JOB: From the entries below, copy every line that holds the word "مسائل".

===== RECORDED DATA

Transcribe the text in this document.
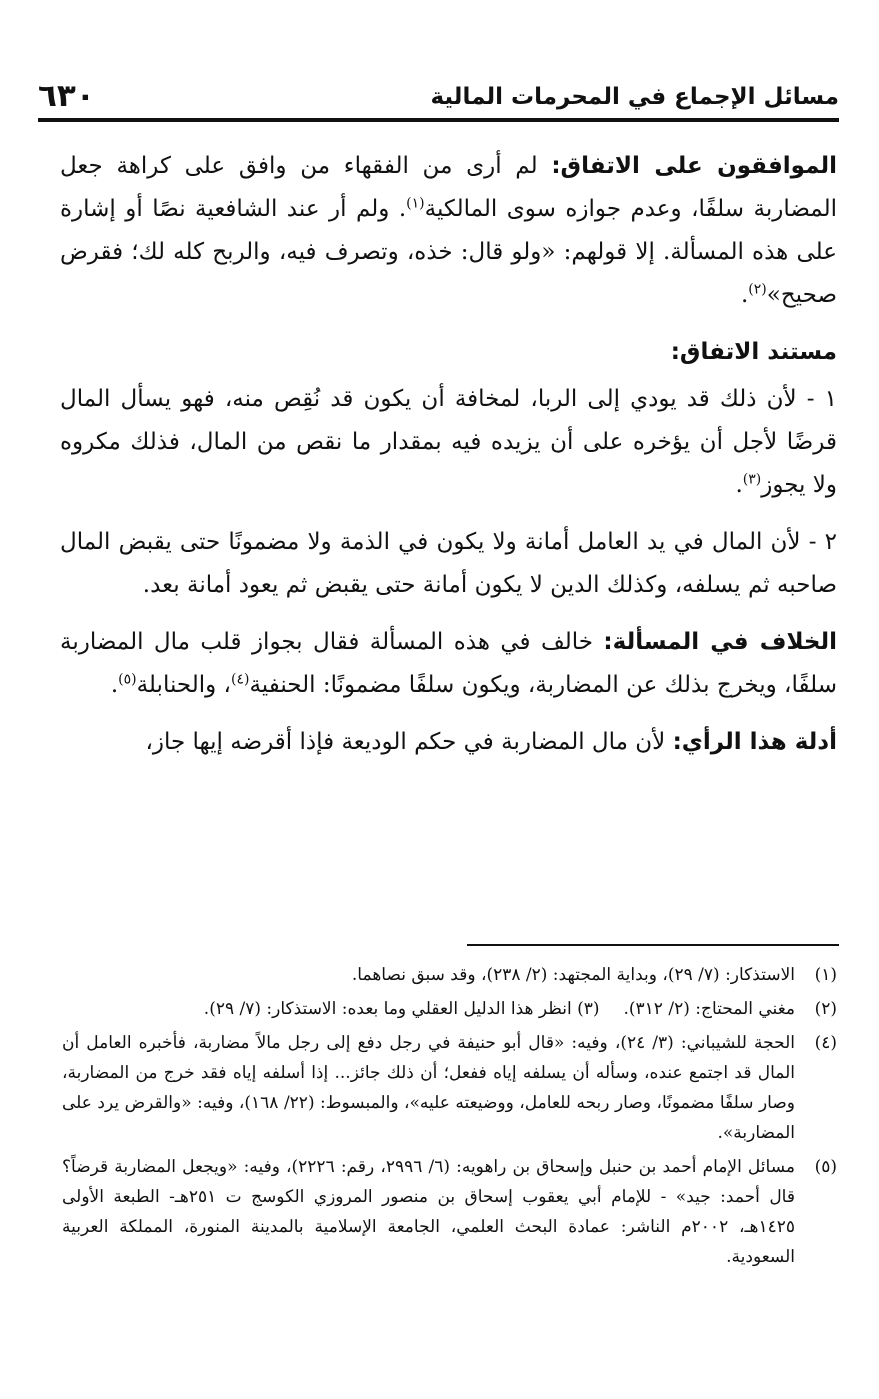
٦٣٠	مسائل الإجماع في المحرمات المالية

الموافقون على الاتفاق: لم أرى من الفقهاء من وافق على كراهة جعل المضاربة سلفًا، وعدم جوازه سوى المالكية$^{(١)}$. ولم أر عند الشافعية نصًا أو إشارة على هذه المسألة. إلا قولهم: «ولو قال: خذه، وتصرف فيه، والربح كله لك؛ فقرض صحيح»$^{(٢)}$.

مستند الاتفاق:

١ - لأن ذلك قد يودي إلى الربا، لمخافة أن يكون قد نُقِص منه، فهو يسأل المال قرضًا لأجل أن يؤخره على أن يزيده فيه بمقدار ما نقص من المال، فذلك مكروه ولا يجوز$^{(٣)}$.

٢ - لأن المال في يد العامل أمانة ولا يكون في الذمة ولا مضمونًا حتى يقبض المال صاحبه ثم يسلفه، وكذلك الدين لا يكون أمانة حتى يقبض ثم يعود أمانة بعد.

الخلاف في المسألة: خالف في هذه المسألة فقال بجواز قلب مال المضاربة سلفًا، ويخرج بذلك عن المضاربة، ويكون سلفًا مضمونًا: الحنفية$^{(٤)}$، والحنابلة$^{(٥)}$.

أدلة هذا الرأي: لأن مال المضاربة في حكم الوديعة فإذا أقرضه إيها جاز،

(١)
الاستذكار: (٧/ ٢٩)، وبداية المجتهد: (٢/ ٢٣٨)، وقد سبق نصاهما.
(٢)
مغني المحتاج: (٢/ ٣١٢).(٣) انظر هذا الدليل العقلي وما بعده: الاستذكار: (٧/ ٢٩).
(٤)
الحجة للشيباني: (٣/ ٢٤)، وفيه: «قال أبو حنيفة في رجل دفع إلى رجل مالاً مضاربة، فأخبره العامل أن المال قد اجتمع عنده، وسأله أن يسلفه إياه ففعل؛ أن ذلك جائز... إذا أسلفه إياه فقد خرج من المضاربة، وصار سلفًا مضمونًا، وصار ربحه للعامل، ووضيعته عليه»، والمبسوط: (٢٢/ ١٦٨)، وفيه: «والقرض يرد على المضاربة».
(٥)
مسائل الإمام أحمد بن حنبل وإسحاق بن راهويه: (٦/ ٢٩٩٦، رقم: ٢٢٢٦)، وفيه: «ويجعل المضاربة قرضاً؟ قال أحمد: جيد» - للإمام أبي يعقوب إسحاق بن منصور المروزي الكوسج ت ٢٥١هـ- الطبعة الأولى ١٤٢٥هـ، ٢٠٠٢م الناشر: عمادة البحث العلمي، الجامعة الإسلامية بالمدينة المنورة، المملكة العربية السعودية.
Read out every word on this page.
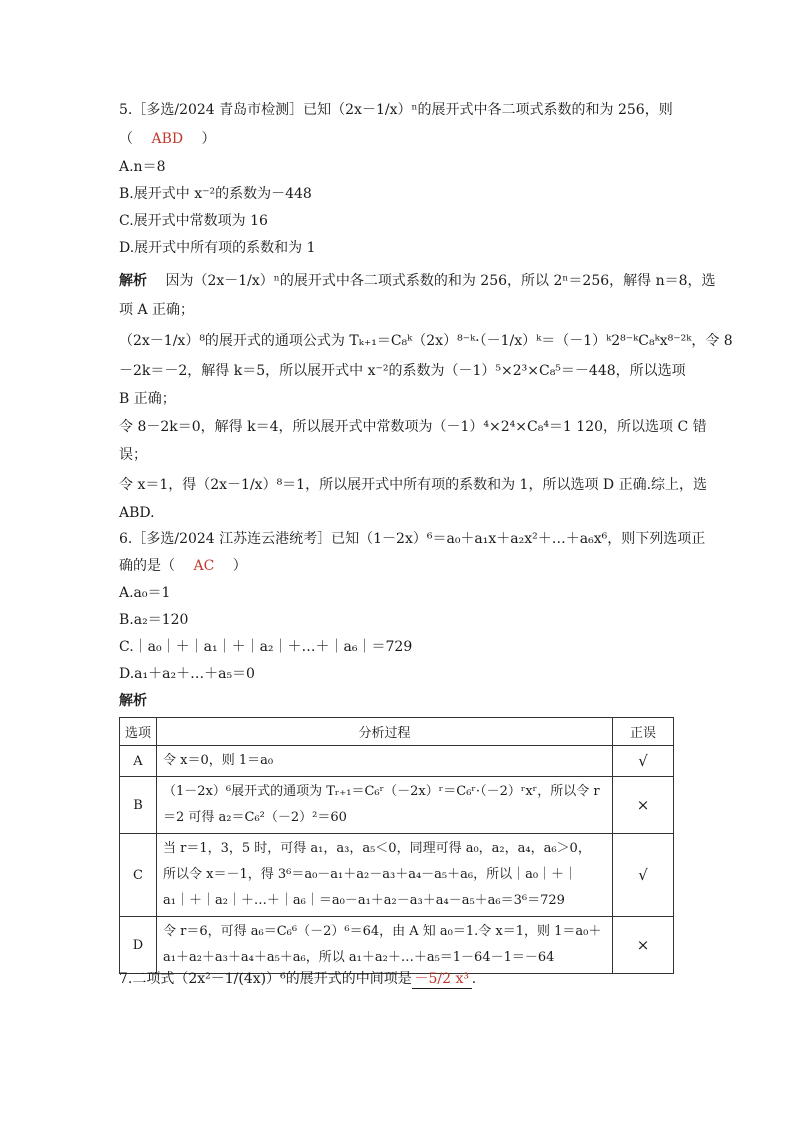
5.［多选/2024 青岛市检测］已知（2x－1/x）ⁿ的展开式中各二项式系数的和为 256，则
（ ABD ）
A.n＝8
B.展开式中 x⁻²的系数为－448
C.展开式中常数项为 16
D.展开式中所有项的系数和为 1
解析 因为（2x－1/x）ⁿ的展开式中各二项式系数的和为 256，所以 2ⁿ＝256，解得 n＝8，选
项 A 正确；
（2x－1/x）⁸的展开式的通项公式为 Tₖ₊₁＝C₈ᵏ（2x）⁸⁻ᵏ·（－1/x）ᵏ＝（－1）ᵏ2⁸⁻ᵏC₈ᵏx⁸⁻²ᵏ，令 8
－2k＝－2，解得 k＝5，所以展开式中 x⁻²的系数为（－1）⁵×2³×C₈⁵＝－448，所以选项
B 正确；
令 8－2k＝0，解得 k＝4，所以展开式中常数项为（－1）⁴×2⁴×C₈⁴＝1 120，所以选项 C 错
误；
令 x＝1，得（2x－1/x）⁸＝1，所以展开式中所有项的系数和为 1，所以选项 D 正确.综上，选
ABD.
6.［多选/2024 江苏连云港统考］已知（1－2x）⁶＝a₀＋a₁x＋a₂x²＋…＋a₆x⁶，则下列选项正
确的是（ AC ）
A.a₀＝1
B.a₂＝120
C.｜a₀｜＋｜a₁｜＋｜a₂｜＋…＋｜a₆｜＝729
D.a₁＋a₂＋…＋a₅＝0
解析
选项	分析过程	正误
A	令 x＝0，则 1＝a₀	√
B	（1－2x）⁶展开式的通项为 Tᵣ₊₁＝C₆ʳ（－2x）ʳ＝C₆ʳ·（－2）ʳxʳ，所以令 r
＝2 可得 a₂＝C₆²（－2）²＝60	×
C	当 r＝1，3，5 时，可得 a₁，a₃，a₅＜0，同理可得 a₀，a₂，a₄，a₆＞0，
所以令 x＝－1，得 3⁶＝a₀－a₁＋a₂－a₃＋a₄－a₅＋a₆，所以｜a₀｜＋｜
a₁｜＋｜a₂｜＋…＋｜a₆｜＝a₀－a₁＋a₂－a₃＋a₄－a₅＋a₆＝3⁶＝729	√
D	令 r＝6，可得 a₆＝C₆⁶（－2）⁶＝64，由 A 知 a₀＝1.令 x＝1，则 1＝a₀＋
a₁＋a₂＋a₃＋a₄＋a₅＋a₆，所以 a₁＋a₂＋…＋a₅＝1－64－1＝－64	×
7.二项式（2x²－1/(4x)）⁶的展开式的中间项是 －5/2 x³ .
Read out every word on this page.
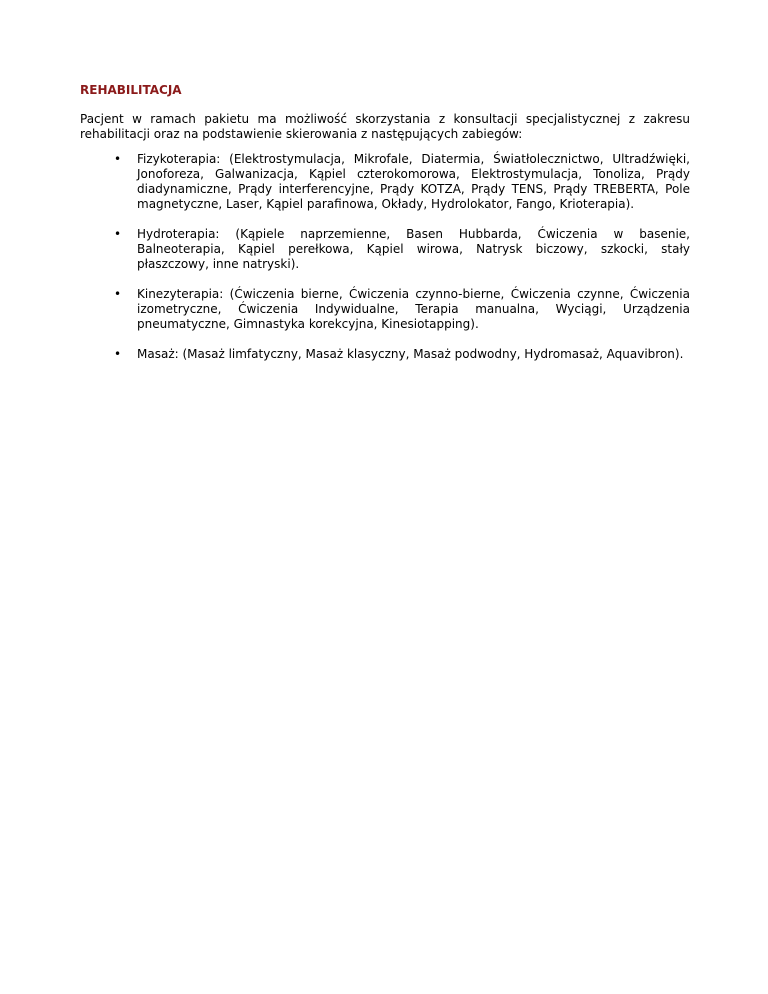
REHABILITACJA

Pacjent w ramach pakietu ma możliwość skorzystania z konsultacji specjalistycznej z zakresu rehabilitacji oraz na podstawienie skierowania z następujących zabiegów:

• Fizykoterapia: (Elektrostymulacja, Mikrofale, Diatermia, Światłolecznictwo, Ultradźwięki, Jonoforeza, Galwanizacja, Kąpiel czterokomorowa, Elektrostymulacja, Tonoliza, Prądy diadynamiczne, Prądy interferencyjne, Prądy KOTZA, Prądy TENS, Prądy TREBERTA, Pole magnetyczne, Laser, Kąpiel parafinowa, Okłady, Hydrolokator, Fango, Krioterapia).
• Hydroterapia: (Kąpiele naprzemienne, Basen Hubbarda, Ćwiczenia w basenie, Balneoterapia, Kąpiel perełkowa, Kąpiel wirowa, Natrysk biczowy, szkocki, stały płaszczowy, inne natryski).
• Kinezyterapia: (Ćwiczenia bierne, Ćwiczenia czynno-bierne, Ćwiczenia czynne, Ćwiczenia izometryczne, Ćwiczenia Indywidualne, Terapia manualna, Wyciągi, Urządzenia pneumatyczne, Gimnastyka korekcyjna, Kinesiotapping).
• Masaż: (Masaż limfatyczny, Masaż klasyczny, Masaż podwodny, Hydromasaż, Aquavibron).
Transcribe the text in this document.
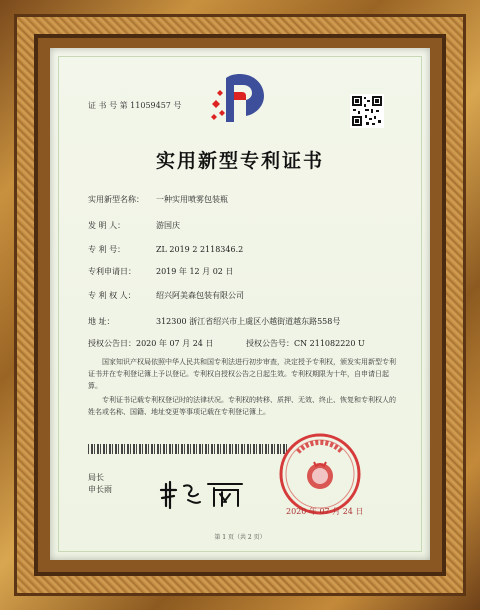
证 书 号 第 11059457 号
实用新型专利证书
实用新型名称： 一种实用喷雾包装瓶
发 明 人：	游国庆
专 利 号：	ZL 2019 2 2118346.2
专利申请日：	2019 年 12 月 02 日
专 利 权 人：	绍兴阿美森包装有限公司
地 址：	312300 浙江省绍兴市上虞区小越街道越东路558号
授权公告日：2020 年 07 月 24 日	授权公告号：CN 211082220 U
国家知识产权局依照中华人民共和国专利法进行初步审查，决定授予专利权，颁发实用新型专利证书并在专利登记簿上予以登记。专利权自授权公告之日起生效。专利权期限为十年，自申请日起算。
专利证书记载专利权登记时的法律状况。专利权的转移、质押、无效、终止、恢复和专利权人的姓名或名称、国籍、地址变更等事项记载在专利登记簿上。
局长
申长雨
2020 年 07 月 24 日
第 1 页（共 2 页）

==========

WORKED ANSWER:
٦٣٠	مسائل الإجماع في المحرمات المالية
مسائل الإمام أحمد بن حنبل وإسحاق بن راهويه: (٦/ ٢٩٩٦، رقم: ٢٢٢٦)، وفيه: «ويجعل المضاربة قرضاً؟ قال أحمد: جيد» - للإمام أبي يعقوب إسحاق بن منصور المروزي الكوسج ت ٢٥١هـ- الطبعة الأولى ١٤٢٥هـ، ٢٠٠٢م الناشر: عمادة البحث العلمي، الجامعة الإسلامية بالمدينة المنورة، المملكة العربية السعودية.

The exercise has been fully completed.